GOAL: Show all lines holding "工程结算利润".

— BEGIN DATA PROVIDED —

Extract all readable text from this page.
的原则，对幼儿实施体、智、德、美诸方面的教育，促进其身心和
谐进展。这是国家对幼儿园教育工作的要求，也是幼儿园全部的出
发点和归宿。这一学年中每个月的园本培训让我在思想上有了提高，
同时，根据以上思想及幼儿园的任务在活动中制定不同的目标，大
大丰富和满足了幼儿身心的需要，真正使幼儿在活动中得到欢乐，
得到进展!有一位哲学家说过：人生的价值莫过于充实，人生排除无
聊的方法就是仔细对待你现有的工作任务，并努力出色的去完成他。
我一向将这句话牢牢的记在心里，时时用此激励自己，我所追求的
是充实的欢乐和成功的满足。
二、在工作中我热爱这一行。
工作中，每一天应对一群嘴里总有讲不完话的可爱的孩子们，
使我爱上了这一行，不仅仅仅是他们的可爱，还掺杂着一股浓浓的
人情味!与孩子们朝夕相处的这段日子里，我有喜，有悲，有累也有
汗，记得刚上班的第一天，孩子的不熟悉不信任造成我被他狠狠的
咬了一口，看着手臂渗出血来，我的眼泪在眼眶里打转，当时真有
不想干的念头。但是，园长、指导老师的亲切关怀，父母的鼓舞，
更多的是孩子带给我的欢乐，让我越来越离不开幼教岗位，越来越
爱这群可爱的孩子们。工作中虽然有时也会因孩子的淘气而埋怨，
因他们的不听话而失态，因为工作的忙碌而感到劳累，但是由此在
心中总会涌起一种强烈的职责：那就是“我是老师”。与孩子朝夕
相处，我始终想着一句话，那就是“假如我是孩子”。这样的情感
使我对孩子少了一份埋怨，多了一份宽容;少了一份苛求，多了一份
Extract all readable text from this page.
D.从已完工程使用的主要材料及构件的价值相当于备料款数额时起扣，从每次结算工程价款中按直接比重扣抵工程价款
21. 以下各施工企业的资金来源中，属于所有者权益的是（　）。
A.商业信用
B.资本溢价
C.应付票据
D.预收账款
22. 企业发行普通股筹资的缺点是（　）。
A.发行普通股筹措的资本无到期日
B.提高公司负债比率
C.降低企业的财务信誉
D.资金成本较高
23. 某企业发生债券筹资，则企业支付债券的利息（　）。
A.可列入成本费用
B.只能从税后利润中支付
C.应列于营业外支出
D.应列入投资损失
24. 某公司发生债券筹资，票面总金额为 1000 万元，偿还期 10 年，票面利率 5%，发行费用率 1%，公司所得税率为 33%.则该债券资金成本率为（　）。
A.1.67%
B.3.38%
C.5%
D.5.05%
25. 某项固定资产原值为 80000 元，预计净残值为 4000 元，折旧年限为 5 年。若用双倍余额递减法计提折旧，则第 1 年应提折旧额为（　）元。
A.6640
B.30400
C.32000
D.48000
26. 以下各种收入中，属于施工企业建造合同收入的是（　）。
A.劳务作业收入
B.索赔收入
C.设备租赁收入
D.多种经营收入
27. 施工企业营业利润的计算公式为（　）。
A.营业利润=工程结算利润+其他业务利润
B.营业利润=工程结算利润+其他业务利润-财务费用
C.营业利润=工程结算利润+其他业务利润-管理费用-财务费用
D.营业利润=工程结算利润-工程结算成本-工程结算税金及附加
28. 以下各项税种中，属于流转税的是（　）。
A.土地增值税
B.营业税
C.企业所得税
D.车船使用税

— END DATA PROVIDED —

ANSWER TO THIS PROBLEM:
A.营业利润=工程结算利润+其他业务利润
B.营业利润=工程结算利润+其他业务利润-财务费用
C.营业利润=工程结算利润+其他业务利润-管理费用-财务费用
D.营业利润=工程结算利润-工程结算成本-工程结算税金及附加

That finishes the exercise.